- WRITTEN EXERCISE
Copy out every line that contains "Hedge".

========================================================================

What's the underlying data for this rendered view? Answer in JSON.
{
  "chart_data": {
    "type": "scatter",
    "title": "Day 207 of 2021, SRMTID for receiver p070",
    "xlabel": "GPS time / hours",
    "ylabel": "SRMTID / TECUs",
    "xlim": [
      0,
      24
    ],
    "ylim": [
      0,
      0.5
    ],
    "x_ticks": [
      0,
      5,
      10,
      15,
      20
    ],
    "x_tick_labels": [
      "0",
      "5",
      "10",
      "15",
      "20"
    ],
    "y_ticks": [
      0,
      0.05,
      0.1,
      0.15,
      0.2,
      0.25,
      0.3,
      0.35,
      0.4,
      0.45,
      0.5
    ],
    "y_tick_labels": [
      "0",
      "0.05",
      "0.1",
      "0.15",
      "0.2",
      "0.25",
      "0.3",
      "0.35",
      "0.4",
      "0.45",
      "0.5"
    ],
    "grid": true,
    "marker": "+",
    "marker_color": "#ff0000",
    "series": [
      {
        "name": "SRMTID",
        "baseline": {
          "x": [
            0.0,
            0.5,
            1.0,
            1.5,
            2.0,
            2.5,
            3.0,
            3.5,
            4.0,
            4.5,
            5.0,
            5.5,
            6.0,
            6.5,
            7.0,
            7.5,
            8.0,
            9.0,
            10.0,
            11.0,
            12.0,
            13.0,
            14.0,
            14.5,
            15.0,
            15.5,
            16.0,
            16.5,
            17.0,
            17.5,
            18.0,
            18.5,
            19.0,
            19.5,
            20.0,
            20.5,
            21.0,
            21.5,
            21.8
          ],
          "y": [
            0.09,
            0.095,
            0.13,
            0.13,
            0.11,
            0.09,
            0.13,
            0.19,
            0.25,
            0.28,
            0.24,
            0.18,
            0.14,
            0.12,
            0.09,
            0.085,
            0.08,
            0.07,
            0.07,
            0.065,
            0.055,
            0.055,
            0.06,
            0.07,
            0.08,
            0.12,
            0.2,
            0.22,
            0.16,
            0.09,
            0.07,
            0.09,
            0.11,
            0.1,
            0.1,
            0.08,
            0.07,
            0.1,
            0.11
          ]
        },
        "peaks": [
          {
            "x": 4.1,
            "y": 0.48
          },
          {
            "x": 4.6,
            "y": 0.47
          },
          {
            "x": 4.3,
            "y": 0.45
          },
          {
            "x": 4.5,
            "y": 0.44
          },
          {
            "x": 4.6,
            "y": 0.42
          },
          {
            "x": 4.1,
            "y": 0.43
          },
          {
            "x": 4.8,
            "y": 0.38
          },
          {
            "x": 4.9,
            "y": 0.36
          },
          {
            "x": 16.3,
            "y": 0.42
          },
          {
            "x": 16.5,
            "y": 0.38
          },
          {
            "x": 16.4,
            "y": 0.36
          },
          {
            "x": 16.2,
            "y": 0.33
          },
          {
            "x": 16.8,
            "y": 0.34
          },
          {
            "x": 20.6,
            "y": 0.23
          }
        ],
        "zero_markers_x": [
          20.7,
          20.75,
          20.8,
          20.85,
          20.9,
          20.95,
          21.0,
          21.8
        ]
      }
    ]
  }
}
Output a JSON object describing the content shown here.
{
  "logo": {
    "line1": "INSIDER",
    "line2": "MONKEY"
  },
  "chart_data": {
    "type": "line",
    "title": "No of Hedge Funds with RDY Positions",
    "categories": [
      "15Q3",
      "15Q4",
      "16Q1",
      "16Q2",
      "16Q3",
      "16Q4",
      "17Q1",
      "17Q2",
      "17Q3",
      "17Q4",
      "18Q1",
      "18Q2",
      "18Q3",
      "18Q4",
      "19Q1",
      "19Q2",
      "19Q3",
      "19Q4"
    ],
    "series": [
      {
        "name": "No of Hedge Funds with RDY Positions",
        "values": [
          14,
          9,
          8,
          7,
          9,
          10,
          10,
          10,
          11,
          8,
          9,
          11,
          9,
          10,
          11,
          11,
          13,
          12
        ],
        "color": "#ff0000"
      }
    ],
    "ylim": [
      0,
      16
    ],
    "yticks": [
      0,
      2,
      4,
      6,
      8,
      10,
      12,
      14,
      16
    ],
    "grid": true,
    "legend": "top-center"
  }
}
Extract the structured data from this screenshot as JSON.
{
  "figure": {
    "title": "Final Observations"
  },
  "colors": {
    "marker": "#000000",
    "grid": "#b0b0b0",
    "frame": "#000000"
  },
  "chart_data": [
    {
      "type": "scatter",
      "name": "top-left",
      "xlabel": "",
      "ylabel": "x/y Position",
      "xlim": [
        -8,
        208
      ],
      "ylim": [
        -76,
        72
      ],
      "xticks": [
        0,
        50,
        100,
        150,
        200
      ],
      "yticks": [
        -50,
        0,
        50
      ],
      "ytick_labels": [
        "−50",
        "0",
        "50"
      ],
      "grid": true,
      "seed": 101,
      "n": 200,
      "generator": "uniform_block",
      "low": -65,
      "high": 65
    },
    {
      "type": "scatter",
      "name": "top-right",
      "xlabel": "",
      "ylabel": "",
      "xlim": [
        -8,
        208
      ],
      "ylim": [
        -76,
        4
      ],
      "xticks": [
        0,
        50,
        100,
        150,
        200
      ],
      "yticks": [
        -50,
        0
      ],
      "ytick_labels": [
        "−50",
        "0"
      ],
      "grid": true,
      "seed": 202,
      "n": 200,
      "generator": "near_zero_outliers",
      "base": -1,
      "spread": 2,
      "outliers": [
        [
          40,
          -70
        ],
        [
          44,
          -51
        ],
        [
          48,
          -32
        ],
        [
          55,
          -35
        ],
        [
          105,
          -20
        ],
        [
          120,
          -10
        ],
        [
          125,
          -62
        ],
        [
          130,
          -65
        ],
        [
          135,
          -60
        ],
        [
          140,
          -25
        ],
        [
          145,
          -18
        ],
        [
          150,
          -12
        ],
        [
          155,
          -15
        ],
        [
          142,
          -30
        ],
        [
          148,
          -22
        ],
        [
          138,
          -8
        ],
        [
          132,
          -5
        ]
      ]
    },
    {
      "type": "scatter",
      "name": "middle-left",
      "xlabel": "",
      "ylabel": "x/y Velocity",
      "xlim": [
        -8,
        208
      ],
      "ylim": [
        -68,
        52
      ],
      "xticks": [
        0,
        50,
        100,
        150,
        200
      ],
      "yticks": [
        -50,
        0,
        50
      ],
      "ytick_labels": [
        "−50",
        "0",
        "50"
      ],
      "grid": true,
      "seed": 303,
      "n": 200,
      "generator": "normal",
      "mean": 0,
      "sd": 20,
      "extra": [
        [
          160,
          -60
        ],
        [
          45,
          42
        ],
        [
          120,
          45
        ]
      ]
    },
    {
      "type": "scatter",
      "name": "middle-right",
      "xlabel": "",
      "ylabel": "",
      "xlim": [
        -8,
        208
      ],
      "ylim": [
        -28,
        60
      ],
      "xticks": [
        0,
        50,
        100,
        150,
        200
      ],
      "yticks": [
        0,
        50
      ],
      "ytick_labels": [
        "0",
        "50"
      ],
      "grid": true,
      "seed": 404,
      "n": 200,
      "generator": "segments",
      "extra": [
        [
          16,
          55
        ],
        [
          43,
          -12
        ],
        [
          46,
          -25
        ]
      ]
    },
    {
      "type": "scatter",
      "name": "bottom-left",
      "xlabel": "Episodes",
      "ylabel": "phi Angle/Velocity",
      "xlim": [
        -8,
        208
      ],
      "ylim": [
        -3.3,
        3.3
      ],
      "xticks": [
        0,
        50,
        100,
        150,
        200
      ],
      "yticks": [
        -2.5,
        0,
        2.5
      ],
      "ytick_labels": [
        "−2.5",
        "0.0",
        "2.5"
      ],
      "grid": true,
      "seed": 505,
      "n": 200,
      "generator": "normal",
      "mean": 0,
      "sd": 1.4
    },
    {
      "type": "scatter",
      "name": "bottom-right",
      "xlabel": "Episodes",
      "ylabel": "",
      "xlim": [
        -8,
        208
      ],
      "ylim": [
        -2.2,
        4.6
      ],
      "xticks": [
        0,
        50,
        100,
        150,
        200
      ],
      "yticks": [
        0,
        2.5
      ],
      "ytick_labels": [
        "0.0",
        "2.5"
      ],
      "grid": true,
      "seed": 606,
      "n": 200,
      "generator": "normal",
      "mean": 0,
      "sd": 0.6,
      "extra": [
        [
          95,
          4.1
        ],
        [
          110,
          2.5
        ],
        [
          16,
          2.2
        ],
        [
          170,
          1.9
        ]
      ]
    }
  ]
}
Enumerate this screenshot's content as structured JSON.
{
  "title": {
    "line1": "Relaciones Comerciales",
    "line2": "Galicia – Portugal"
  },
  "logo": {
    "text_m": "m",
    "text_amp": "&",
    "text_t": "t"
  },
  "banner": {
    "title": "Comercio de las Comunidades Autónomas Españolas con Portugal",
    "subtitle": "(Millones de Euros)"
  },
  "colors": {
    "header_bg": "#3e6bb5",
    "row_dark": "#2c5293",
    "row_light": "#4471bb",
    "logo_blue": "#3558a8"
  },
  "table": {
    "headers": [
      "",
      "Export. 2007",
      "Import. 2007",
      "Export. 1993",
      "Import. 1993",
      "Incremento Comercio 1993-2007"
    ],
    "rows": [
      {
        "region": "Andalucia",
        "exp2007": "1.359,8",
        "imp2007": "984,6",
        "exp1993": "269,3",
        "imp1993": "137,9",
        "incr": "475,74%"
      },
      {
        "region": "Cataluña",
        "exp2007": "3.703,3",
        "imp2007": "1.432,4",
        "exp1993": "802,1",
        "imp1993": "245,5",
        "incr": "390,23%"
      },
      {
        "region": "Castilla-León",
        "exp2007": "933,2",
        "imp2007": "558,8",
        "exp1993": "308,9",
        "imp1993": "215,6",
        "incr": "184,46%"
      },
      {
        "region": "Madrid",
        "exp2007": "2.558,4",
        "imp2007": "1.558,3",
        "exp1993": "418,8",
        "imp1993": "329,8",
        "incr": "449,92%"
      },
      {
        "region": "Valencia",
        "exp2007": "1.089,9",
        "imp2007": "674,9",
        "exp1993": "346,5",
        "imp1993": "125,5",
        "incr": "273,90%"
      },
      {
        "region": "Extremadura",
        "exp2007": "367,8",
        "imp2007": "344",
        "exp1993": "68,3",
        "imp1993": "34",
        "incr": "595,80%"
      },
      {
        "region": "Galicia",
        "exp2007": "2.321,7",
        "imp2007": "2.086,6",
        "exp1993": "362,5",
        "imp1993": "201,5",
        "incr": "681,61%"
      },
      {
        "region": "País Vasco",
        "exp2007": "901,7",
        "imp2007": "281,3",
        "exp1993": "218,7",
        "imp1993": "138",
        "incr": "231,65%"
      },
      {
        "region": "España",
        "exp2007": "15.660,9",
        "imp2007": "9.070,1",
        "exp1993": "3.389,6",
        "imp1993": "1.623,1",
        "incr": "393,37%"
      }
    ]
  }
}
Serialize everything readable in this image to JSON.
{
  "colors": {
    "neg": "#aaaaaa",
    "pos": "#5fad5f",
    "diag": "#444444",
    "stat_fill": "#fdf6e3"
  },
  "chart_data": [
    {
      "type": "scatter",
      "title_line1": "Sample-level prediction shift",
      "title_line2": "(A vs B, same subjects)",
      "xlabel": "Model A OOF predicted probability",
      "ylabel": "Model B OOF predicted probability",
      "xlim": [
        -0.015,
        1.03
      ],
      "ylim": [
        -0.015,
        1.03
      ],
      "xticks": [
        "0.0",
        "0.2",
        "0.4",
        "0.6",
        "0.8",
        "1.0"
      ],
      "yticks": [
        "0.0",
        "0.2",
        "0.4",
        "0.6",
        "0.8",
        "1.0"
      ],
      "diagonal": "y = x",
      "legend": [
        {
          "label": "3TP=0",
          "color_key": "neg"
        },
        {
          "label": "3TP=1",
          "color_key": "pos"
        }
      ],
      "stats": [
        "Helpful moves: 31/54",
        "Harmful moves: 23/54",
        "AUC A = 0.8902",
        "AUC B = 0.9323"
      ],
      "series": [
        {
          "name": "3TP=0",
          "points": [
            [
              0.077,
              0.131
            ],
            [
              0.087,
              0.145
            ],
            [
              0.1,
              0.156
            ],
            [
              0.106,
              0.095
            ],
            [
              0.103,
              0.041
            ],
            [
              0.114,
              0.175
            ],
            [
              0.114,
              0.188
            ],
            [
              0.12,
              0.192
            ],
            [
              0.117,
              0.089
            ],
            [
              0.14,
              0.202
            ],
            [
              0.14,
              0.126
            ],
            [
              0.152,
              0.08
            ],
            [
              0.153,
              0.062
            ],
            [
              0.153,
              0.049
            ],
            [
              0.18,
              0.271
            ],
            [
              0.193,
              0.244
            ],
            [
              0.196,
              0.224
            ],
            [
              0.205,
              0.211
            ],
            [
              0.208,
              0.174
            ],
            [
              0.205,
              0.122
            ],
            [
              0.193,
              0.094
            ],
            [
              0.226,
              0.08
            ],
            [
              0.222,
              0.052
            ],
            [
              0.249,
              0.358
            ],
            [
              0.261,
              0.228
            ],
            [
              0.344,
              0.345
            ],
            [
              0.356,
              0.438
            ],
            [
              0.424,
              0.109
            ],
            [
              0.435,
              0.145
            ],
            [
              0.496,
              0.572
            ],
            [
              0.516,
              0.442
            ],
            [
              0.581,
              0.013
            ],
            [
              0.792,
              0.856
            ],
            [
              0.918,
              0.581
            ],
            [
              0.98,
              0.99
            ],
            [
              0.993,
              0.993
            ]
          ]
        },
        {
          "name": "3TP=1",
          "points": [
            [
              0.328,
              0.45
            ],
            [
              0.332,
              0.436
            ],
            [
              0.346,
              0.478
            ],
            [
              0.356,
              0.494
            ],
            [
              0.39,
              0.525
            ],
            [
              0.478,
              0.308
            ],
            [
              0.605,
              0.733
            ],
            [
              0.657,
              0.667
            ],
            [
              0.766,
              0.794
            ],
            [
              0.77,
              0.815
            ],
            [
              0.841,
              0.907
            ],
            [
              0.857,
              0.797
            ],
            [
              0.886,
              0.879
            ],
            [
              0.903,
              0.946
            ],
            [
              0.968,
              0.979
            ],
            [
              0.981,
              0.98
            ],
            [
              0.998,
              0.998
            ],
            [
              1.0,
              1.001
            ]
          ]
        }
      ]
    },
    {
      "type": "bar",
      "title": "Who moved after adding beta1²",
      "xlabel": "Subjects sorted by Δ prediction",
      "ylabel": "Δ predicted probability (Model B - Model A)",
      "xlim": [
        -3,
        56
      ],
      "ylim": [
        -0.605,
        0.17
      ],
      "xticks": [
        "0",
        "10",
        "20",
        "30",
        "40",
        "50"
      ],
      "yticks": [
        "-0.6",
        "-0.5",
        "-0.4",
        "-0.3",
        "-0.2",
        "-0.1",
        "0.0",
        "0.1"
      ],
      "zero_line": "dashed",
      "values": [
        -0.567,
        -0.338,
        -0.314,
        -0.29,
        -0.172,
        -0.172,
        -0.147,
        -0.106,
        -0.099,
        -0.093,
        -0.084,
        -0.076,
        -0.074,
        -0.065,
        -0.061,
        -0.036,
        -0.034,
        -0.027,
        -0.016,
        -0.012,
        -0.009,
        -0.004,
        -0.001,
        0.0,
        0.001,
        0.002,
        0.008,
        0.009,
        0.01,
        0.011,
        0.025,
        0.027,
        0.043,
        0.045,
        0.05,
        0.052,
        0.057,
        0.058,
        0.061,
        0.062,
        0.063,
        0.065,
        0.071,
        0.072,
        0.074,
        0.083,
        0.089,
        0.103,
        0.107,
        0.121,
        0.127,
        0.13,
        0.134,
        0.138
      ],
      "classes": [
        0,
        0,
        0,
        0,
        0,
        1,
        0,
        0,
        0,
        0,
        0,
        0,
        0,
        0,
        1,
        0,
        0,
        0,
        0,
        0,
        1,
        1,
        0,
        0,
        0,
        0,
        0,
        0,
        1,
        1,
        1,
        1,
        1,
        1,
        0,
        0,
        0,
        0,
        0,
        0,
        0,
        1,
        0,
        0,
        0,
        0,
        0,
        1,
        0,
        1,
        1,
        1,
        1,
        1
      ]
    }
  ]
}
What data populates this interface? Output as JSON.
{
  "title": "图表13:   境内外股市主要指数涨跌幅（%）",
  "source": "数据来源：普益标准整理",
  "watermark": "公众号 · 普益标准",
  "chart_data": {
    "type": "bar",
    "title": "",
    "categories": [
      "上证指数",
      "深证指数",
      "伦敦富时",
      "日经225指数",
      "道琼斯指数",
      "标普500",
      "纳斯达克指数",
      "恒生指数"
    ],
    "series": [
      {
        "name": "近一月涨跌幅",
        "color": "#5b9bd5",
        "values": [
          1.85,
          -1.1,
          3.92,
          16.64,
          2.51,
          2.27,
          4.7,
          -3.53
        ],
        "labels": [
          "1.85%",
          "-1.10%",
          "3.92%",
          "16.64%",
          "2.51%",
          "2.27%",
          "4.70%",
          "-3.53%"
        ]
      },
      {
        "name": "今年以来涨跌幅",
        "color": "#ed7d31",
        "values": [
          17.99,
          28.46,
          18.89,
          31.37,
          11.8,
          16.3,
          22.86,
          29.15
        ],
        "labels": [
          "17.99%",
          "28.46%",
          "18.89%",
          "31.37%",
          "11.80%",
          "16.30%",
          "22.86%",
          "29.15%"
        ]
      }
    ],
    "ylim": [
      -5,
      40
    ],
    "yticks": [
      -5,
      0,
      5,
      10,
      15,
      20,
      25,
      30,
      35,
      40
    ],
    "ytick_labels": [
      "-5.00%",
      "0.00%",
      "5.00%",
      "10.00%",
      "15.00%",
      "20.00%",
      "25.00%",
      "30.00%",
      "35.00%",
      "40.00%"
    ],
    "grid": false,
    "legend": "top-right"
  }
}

========================================================================

- FINAL RESULT
    "title": "No of Hedge Funds with RDY Positions",
        "name": "No of Hedge Funds with RDY Positions",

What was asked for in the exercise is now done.